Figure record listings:
________
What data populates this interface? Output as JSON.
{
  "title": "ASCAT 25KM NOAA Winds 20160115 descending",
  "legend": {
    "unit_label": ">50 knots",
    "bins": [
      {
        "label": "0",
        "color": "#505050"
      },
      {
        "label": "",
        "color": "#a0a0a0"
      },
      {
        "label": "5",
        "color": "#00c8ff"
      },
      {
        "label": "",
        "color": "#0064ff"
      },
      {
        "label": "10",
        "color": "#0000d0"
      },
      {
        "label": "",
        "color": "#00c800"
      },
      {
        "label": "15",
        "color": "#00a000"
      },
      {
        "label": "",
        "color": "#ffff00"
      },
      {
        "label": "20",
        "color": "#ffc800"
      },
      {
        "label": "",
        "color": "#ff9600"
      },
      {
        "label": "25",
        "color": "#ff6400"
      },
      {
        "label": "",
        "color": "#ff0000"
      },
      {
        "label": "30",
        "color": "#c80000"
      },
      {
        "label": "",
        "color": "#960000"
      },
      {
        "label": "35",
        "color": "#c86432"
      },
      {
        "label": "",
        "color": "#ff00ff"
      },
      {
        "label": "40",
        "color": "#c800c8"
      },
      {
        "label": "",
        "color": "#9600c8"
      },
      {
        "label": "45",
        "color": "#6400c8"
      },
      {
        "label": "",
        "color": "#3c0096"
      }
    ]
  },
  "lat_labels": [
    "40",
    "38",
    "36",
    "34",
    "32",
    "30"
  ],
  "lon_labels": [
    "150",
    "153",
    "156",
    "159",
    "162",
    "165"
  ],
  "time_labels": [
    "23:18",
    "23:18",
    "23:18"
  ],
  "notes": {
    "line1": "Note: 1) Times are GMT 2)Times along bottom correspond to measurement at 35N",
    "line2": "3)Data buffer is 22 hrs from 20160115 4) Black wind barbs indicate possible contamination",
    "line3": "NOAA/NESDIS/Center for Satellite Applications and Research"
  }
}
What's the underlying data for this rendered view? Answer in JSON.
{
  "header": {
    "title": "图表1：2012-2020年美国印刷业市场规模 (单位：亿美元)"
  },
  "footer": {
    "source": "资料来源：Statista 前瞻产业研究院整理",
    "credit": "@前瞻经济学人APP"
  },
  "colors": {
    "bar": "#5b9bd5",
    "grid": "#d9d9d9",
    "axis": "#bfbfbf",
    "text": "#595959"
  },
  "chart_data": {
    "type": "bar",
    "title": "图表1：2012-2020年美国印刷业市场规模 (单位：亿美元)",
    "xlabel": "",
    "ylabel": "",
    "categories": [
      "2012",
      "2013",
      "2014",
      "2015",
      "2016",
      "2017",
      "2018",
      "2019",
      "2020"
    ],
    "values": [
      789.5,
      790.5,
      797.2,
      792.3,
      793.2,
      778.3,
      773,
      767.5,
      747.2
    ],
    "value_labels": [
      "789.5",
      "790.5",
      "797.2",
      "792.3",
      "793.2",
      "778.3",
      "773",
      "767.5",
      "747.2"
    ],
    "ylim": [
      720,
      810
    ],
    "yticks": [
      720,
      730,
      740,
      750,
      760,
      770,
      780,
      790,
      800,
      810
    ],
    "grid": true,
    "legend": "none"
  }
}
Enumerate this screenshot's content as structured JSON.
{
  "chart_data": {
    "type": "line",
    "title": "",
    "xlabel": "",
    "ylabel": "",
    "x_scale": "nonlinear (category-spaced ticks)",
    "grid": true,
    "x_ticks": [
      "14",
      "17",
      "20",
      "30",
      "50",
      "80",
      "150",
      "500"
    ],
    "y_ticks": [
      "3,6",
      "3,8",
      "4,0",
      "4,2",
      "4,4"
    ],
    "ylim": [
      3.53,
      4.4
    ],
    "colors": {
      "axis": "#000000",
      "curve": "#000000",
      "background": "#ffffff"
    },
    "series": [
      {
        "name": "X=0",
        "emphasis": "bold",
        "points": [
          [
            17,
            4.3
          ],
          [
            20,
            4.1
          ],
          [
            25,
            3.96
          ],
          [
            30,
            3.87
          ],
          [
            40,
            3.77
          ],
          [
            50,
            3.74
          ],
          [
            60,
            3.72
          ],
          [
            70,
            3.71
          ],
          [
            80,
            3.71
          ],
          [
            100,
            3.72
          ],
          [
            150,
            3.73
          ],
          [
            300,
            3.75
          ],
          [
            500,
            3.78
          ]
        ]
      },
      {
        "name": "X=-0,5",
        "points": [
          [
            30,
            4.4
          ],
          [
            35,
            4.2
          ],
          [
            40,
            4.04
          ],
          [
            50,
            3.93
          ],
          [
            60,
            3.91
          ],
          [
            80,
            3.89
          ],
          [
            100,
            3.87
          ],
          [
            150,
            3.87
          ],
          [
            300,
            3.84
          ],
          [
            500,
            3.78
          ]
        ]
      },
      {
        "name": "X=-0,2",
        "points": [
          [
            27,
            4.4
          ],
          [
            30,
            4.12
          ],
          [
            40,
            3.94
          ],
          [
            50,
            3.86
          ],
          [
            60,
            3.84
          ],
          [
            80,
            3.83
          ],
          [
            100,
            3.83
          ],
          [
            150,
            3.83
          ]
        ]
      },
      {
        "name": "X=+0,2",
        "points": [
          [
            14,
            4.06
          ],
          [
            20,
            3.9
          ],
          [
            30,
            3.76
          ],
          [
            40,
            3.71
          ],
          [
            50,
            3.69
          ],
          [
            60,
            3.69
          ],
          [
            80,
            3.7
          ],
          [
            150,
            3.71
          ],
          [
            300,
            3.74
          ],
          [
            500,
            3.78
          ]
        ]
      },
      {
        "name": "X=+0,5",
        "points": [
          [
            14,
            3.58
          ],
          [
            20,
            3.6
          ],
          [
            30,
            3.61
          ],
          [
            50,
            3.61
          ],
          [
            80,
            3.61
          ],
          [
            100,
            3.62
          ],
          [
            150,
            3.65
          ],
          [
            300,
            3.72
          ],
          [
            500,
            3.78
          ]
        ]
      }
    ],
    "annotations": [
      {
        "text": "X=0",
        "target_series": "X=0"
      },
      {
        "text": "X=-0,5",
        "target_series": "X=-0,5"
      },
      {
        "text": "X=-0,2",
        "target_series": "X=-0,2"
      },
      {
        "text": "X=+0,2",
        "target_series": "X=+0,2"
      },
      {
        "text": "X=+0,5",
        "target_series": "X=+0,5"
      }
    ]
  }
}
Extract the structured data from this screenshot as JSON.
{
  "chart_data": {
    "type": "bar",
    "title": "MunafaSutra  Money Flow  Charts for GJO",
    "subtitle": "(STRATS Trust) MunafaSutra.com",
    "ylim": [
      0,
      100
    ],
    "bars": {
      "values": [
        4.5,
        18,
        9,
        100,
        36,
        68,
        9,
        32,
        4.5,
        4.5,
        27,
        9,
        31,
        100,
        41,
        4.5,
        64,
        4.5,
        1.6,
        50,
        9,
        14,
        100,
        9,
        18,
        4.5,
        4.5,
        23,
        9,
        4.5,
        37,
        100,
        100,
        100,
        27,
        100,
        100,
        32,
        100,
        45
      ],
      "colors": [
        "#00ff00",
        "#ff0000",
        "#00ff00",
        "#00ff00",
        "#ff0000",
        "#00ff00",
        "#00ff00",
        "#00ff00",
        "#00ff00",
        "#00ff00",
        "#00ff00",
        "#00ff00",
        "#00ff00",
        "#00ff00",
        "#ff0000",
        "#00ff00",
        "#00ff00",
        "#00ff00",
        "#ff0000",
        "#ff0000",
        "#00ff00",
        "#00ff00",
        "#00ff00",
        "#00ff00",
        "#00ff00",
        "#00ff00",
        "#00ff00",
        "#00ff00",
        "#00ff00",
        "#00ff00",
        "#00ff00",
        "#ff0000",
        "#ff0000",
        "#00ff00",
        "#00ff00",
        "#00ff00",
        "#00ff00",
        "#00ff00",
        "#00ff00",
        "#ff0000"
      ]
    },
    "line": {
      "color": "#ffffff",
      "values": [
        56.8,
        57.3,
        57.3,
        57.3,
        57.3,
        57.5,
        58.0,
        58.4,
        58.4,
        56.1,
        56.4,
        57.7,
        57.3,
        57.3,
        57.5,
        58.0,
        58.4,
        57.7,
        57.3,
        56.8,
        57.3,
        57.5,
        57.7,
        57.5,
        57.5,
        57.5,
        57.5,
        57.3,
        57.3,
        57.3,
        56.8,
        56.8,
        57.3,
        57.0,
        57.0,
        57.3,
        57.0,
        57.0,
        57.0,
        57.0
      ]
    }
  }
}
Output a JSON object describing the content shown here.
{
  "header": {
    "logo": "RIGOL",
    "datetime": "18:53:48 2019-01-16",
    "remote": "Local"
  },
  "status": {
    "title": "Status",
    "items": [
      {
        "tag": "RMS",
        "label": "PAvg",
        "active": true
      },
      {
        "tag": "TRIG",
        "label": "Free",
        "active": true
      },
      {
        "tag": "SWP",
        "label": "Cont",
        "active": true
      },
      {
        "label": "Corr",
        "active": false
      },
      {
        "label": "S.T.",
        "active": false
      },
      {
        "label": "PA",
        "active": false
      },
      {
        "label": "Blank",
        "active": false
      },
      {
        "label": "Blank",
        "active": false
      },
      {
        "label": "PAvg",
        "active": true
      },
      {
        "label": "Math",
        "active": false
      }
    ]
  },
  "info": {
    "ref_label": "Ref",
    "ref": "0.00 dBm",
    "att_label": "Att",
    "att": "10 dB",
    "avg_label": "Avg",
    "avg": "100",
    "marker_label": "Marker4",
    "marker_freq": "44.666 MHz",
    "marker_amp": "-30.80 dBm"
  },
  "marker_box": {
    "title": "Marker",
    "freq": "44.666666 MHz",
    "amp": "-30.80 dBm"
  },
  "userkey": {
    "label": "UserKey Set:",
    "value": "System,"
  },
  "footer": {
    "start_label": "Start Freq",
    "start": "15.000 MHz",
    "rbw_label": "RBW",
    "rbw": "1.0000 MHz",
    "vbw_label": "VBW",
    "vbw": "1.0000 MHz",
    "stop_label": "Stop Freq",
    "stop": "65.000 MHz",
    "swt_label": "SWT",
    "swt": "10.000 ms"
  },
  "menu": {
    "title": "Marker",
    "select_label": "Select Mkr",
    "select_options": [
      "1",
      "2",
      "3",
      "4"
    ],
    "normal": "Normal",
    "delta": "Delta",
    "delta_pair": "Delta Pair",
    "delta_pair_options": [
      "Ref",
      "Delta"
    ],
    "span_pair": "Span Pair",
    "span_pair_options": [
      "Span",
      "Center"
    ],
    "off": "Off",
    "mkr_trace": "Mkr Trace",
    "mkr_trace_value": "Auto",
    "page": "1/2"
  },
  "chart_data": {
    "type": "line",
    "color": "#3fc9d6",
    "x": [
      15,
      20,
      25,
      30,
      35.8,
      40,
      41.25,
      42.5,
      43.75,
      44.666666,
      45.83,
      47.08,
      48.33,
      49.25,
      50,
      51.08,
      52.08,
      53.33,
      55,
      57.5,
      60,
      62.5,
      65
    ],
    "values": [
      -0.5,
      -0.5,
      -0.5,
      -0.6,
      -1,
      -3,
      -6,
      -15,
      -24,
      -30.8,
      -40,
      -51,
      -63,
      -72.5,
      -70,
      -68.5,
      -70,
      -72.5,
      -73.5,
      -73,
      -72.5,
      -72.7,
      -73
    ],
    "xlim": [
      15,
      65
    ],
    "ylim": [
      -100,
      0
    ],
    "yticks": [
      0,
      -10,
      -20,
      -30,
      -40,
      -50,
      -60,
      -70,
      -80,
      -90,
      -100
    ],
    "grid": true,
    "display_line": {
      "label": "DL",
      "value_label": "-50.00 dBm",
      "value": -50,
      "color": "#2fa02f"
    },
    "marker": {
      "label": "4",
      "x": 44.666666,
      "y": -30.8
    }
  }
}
________
> _Your goal_
From the entries, copy out each line containing the word "this".

> _Solution_
What data populates this interface? Output as JSON.
What's the underlying data for this rendered view? Answer in JSON.
Enumerate this screenshot's content as structured JSON.
Extract the structured data from this screenshot as JSON.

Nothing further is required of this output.